- [Saved entries]:
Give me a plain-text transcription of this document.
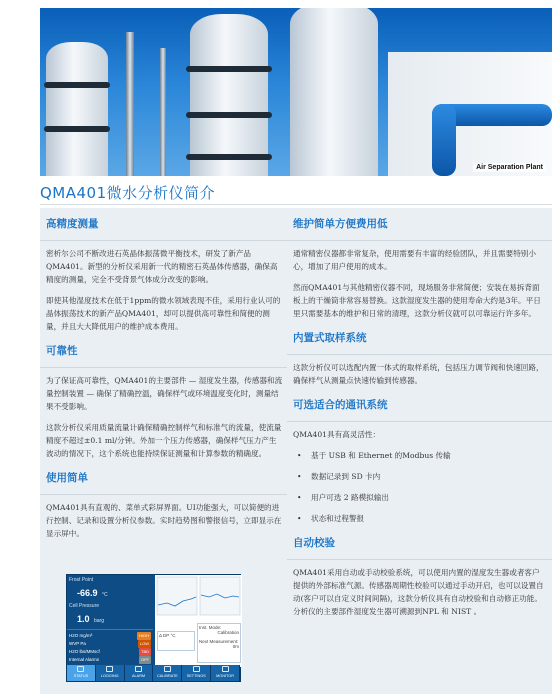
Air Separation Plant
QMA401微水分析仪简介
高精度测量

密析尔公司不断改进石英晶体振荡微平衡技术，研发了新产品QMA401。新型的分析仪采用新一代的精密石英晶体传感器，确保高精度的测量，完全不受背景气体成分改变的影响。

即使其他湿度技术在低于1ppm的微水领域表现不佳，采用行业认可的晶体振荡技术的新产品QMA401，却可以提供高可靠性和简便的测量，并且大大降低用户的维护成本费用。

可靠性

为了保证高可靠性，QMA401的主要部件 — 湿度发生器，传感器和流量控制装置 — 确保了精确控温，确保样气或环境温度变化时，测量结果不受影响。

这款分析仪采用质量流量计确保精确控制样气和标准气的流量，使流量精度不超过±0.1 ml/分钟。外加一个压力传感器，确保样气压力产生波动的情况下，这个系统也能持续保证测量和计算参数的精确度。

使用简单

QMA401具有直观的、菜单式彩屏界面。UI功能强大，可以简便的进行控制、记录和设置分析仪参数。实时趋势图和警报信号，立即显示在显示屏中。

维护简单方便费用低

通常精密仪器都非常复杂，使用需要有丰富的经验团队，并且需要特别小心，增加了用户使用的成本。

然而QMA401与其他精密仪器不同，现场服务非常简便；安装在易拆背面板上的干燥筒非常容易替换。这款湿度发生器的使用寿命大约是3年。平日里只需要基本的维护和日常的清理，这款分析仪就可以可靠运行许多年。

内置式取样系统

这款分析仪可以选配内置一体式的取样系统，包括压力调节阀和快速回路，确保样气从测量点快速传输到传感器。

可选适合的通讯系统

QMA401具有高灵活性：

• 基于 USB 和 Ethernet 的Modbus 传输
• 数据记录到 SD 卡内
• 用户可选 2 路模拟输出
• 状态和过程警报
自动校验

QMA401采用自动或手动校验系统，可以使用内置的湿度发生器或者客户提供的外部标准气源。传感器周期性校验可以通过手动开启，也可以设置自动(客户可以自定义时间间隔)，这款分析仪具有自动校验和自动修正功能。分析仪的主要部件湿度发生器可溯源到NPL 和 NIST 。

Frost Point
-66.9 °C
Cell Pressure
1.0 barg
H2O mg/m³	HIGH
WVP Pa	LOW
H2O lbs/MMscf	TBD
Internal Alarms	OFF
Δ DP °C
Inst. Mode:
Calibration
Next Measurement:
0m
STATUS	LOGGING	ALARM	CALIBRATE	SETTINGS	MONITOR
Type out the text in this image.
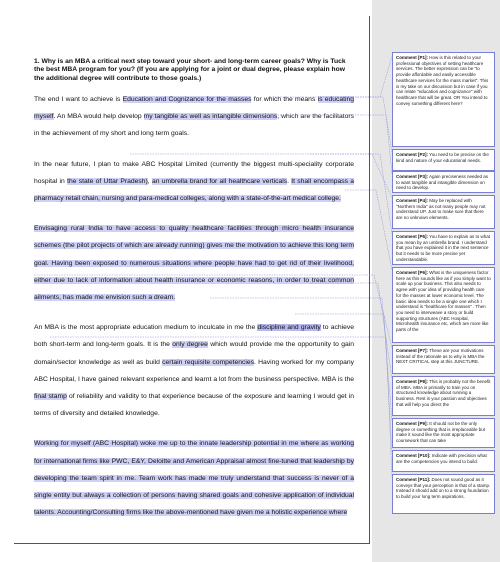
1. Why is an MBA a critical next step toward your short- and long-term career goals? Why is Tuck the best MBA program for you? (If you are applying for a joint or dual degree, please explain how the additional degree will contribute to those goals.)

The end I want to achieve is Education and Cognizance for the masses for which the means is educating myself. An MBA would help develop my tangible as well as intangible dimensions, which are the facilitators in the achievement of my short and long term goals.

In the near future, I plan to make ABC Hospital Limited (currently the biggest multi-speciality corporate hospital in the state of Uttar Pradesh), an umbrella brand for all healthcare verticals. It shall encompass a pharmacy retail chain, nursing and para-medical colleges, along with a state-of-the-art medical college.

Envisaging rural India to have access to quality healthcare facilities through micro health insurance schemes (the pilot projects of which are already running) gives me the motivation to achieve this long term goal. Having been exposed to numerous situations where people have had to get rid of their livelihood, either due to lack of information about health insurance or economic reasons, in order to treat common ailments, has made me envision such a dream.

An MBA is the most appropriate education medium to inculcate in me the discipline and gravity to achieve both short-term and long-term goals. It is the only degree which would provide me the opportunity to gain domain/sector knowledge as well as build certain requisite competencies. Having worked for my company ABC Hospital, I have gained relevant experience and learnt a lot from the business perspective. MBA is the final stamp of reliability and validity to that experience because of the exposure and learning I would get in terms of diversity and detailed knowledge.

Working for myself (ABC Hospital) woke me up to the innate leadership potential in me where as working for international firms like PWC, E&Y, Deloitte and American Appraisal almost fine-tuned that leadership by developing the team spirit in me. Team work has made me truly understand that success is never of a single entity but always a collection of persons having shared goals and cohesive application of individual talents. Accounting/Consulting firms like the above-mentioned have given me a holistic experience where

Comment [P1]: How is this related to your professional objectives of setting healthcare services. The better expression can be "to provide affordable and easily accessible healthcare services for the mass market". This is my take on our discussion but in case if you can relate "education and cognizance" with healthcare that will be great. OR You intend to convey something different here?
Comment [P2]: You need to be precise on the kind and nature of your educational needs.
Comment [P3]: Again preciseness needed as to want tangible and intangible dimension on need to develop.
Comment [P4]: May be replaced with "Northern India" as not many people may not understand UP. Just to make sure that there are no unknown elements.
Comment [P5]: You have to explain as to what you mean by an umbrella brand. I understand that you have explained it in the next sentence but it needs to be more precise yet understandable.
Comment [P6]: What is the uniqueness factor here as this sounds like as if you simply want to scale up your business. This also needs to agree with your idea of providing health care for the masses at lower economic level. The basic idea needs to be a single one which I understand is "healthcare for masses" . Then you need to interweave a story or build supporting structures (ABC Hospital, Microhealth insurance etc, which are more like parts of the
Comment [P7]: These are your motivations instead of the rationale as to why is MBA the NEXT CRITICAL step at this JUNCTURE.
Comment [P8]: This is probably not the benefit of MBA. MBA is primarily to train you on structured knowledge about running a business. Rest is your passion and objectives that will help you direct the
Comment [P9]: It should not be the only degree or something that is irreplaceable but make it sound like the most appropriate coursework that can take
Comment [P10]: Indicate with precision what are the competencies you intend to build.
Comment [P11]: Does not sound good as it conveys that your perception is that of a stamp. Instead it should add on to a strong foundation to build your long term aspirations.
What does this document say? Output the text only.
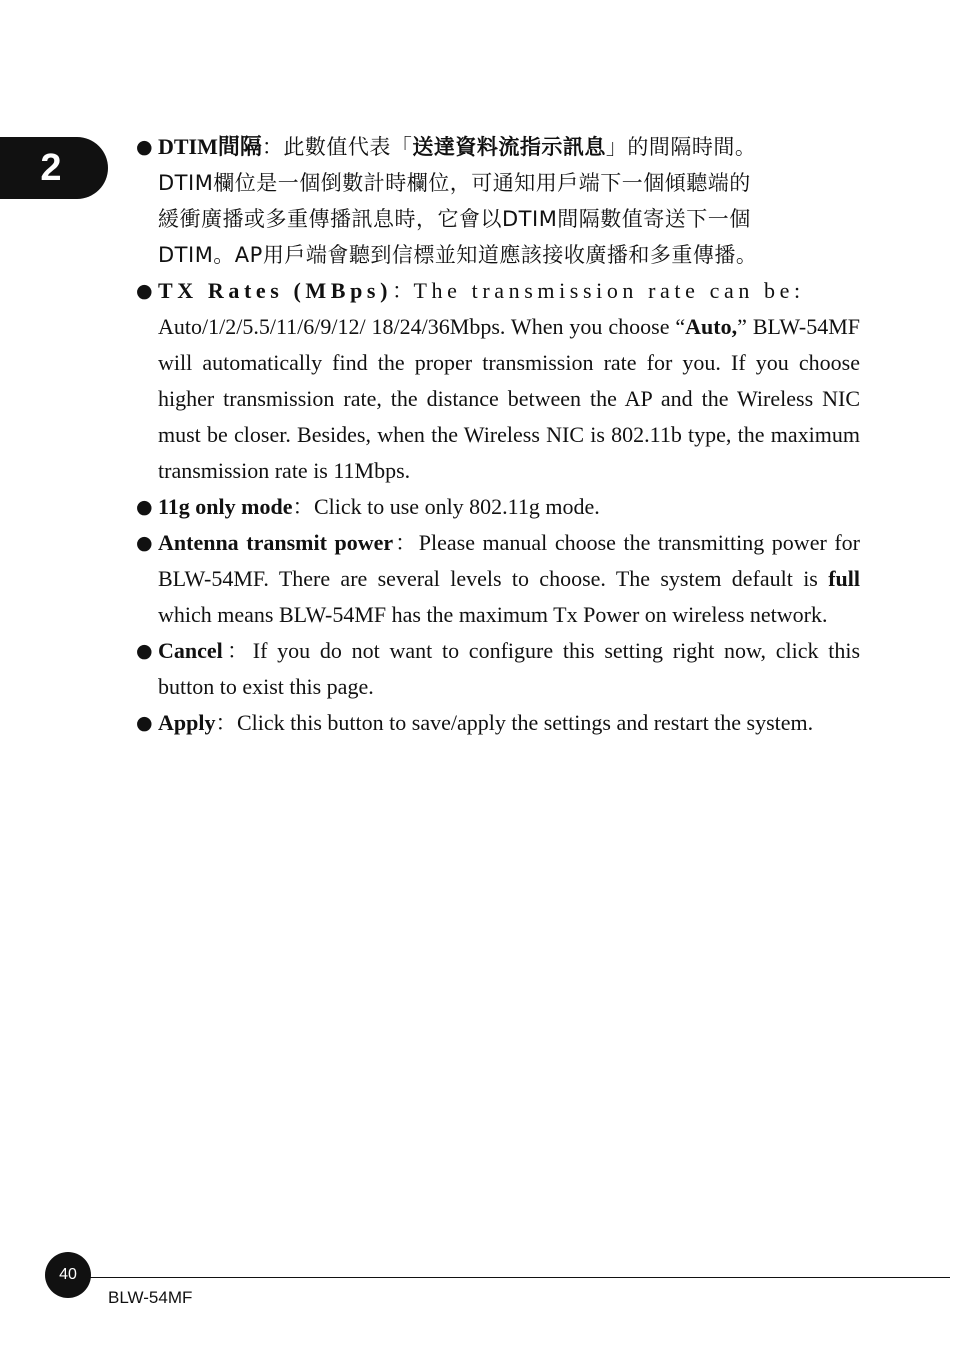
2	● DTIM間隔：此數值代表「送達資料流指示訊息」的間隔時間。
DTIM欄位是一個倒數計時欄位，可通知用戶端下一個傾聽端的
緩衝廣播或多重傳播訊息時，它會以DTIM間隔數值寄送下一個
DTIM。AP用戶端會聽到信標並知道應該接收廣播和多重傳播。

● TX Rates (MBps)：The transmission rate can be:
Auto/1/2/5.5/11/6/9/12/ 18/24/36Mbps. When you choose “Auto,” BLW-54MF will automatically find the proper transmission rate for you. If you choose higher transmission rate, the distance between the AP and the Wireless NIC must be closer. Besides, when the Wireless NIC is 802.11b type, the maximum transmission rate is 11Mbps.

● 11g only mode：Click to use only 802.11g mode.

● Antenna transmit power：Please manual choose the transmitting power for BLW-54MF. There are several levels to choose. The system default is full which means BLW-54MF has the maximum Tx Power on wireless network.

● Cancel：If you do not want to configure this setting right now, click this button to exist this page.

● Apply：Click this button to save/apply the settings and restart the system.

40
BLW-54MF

- [What you have to do]: All preceding records should be duplicated verbatim, images excepted.

- [Full answer]:
Give me a plain-text transcription of this document.
Air Separation Plant
QMA401微水分析仪简介
高精度测量

密析尔公司不断改进石英晶体振荡微平衡技术，研发了新产品QMA401。新型的分析仪采用新一代的精密石英晶体传感器，确保高精度的测量，完全不受背景气体成分改变的影响。

即使其他湿度技术在低于1ppm的微水领域表现不佳，采用行业认可的晶体振荡技术的新产品QMA401，却可以提供高可靠性和简便的测量，并且大大降低用户的维护成本费用。

可靠性

为了保证高可靠性，QMA401的主要部件 — 湿度发生器，传感器和流量控制装置 — 确保了精确控温，确保样气或环境温度变化时，测量结果不受影响。

这款分析仪采用质量流量计确保精确控制样气和标准气的流量，使流量精度不超过±0.1 ml/分钟。外加一个压力传感器，确保样气压力产生波动的情况下，这个系统也能持续保证测量和计算参数的精确度。

使用简单

QMA401具有直观的、菜单式彩屏界面。UI功能强大，可以简便的进行控制、记录和设置分析仪参数。实时趋势图和警报信号，立即显示在显示屏中。

维护简单方便费用低

通常精密仪器都非常复杂，使用需要有丰富的经验团队，并且需要特别小心，增加了用户使用的成本。

然而QMA401与其他精密仪器不同，现场服务非常简便；安装在易拆背面板上的干燥筒非常容易替换。这款湿度发生器的使用寿命大约是3年。平日里只需要基本的维护和日常的清理，这款分析仪就可以可靠运行许多年。

内置式取样系统

这款分析仪可以选配内置一体式的取样系统，包括压力调节阀和快速回路，确保样气从测量点快速传输到传感器。

可选适合的通讯系统

QMA401具有高灵活性：

• 基于 USB 和 Ethernet 的Modbus 传输
• 数据记录到 SD 卡内
• 用户可选 2 路模拟输出
• 状态和过程警报
自动校验

QMA401采用自动或手动校验系统，可以使用内置的湿度发生器或者客户提供的外部标准气源。传感器周期性校验可以通过手动开启，也可以设置自动(客户可以自定义时间间隔)，这款分析仪具有自动校验和自动修正功能。分析仪的主要部件湿度发生器可溯源到NPL 和 NIST 。

Frost Point
-66.9 °C
Cell Pressure
1.0 barg
H2O mg/m³	HIGH
WVP Pa	LOW
H2O lbs/MMscf	TBD
Internal Alarms	OFF
Δ DP °C
Inst. Mode:
Calibration
Next Measurement:
0m
STATUS	LOGGING	ALARM	CALIBRATE	SETTINGS	MONITOR
Type out the text in this image.
1. Why is an MBA a critical next step toward your short- and long-term career goals? Why is Tuck the best MBA program for you? (If you are applying for a joint or dual degree, please explain how the additional degree will contribute to those goals.)

The end I want to achieve is Education and Cognizance for the masses for which the means is educating myself. An MBA would help develop my tangible as well as intangible dimensions, which are the facilitators in the achievement of my short and long term goals.

In the near future, I plan to make ABC Hospital Limited (currently the biggest multi-speciality corporate hospital in the state of Uttar Pradesh), an umbrella brand for all healthcare verticals. It shall encompass a pharmacy retail chain, nursing and para-medical colleges, along with a state-of-the-art medical college.

Envisaging rural India to have access to quality healthcare facilities through micro health insurance schemes (the pilot projects of which are already running) gives me the motivation to achieve this long term goal. Having been exposed to numerous situations where people have had to get rid of their livelihood, either due to lack of information about health insurance or economic reasons, in order to treat common ailments, has made me envision such a dream.

An MBA is the most appropriate education medium to inculcate in me the discipline and gravity to achieve both short-term and long-term goals. It is the only degree which would provide me the opportunity to gain domain/sector knowledge as well as build certain requisite competencies. Having worked for my company ABC Hospital, I have gained relevant experience and learnt a lot from the business perspective. MBA is the final stamp of reliability and validity to that experience because of the exposure and learning I would get in terms of diversity and detailed knowledge.

Working for myself (ABC Hospital) woke me up to the innate leadership potential in me where as working for international firms like PWC, E&Y, Deloitte and American Appraisal almost fine-tuned that leadership by developing the team spirit in me. Team work has made me truly understand that success is never of a single entity but always a collection of persons having shared goals and cohesive application of individual talents. Accounting/Consulting firms like the above-mentioned have given me a holistic experience where

Comment [P1]: How is this related to your professional objectives of setting healthcare services. The better expression can be "to provide affordable and easily accessible healthcare services for the mass market". This is my take on our discussion but in case if you can relate "education and cognizance" with healthcare that will be great. OR You intend to convey something different here?
Comment [P2]: You need to be precise on the kind and nature of your educational needs.
Comment [P3]: Again preciseness needed as to want tangible and intangible dimension on need to develop.
Comment [P4]: May be replaced with "Northern India" as not many people may not understand UP. Just to make sure that there are no unknown elements.
Comment [P5]: You have to explain as to what you mean by an umbrella brand. I understand that you have explained it in the next sentence but it needs to be more precise yet understandable.
Comment [P6]: What is the uniqueness factor here as this sounds like as if you simply want to scale up your business. This also needs to agree with your idea of providing health care for the masses at lower economic level. The basic idea needs to be a single one which I understand is "healthcare for masses" . Then you need to interweave a story or build supporting structures (ABC Hospital, Microhealth insurance etc, which are more like parts of the
Comment [P7]: These are your motivations instead of the rationale as to why is MBA the NEXT CRITICAL step at this JUNCTURE.
Comment [P8]: This is probably not the benefit of MBA. MBA is primarily to train you on structured knowledge about running a business. Rest is your passion and objectives that will help you direct the
Comment [P9]: It should not be the only degree or something that is irreplaceable but make it sound like the most appropriate coursework that can take
Comment [P10]: Indicate with precision what are the competencies you intend to build.
Comment [P11]: Does not sound good as it conveys that your perception is that of a stamp. Instead it should add on to a strong foundation to build your long term aspirations.
What does this document say? Output the text only.
2	● DTIM間隔：此數值代表「送達資料流指示訊息」的間隔時間。
DTIM欄位是一個倒數計時欄位，可通知用戶端下一個傾聽端的
緩衝廣播或多重傳播訊息時，它會以DTIM間隔數值寄送下一個
DTIM。AP用戶端會聽到信標並知道應該接收廣播和多重傳播。

● TX Rates (MBps)：The transmission rate can be:
Auto/1/2/5.5/11/6/9/12/ 18/24/36Mbps. When you choose “Auto,” BLW-54MF will automatically find the proper transmission rate for you. If you choose higher transmission rate, the distance between the AP and the Wireless NIC must be closer. Besides, when the Wireless NIC is 802.11b type, the maximum transmission rate is 11Mbps.

● 11g only mode：Click to use only 802.11g mode.

● Antenna transmit power：Please manual choose the transmitting power for BLW-54MF. There are several levels to choose. The system default is full which means BLW-54MF has the maximum Tx Power on wireless network.

● Cancel：If you do not want to configure this setting right now, click this button to exist this page.

● Apply：Click this button to save/apply the settings and restart the system.

40
BLW-54MF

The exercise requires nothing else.